Stored data:
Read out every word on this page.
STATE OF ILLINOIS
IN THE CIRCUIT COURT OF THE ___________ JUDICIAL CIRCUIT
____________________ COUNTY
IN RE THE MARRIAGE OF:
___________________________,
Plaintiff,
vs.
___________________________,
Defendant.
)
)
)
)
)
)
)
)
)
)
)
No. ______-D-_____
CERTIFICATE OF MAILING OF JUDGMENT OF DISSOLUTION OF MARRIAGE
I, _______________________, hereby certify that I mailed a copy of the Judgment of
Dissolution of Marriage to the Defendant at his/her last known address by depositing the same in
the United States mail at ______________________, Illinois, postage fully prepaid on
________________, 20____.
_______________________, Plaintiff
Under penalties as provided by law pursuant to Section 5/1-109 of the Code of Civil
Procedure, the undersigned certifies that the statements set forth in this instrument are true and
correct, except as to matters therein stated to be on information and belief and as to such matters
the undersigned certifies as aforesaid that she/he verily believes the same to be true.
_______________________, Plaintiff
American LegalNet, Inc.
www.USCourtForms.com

Instruction:
Check each line above for "this" and return the ones that have it.

Result of the task:
Read out every word on this page.
Procedure, the undersigned certifies that the statements set forth in this instrument are true and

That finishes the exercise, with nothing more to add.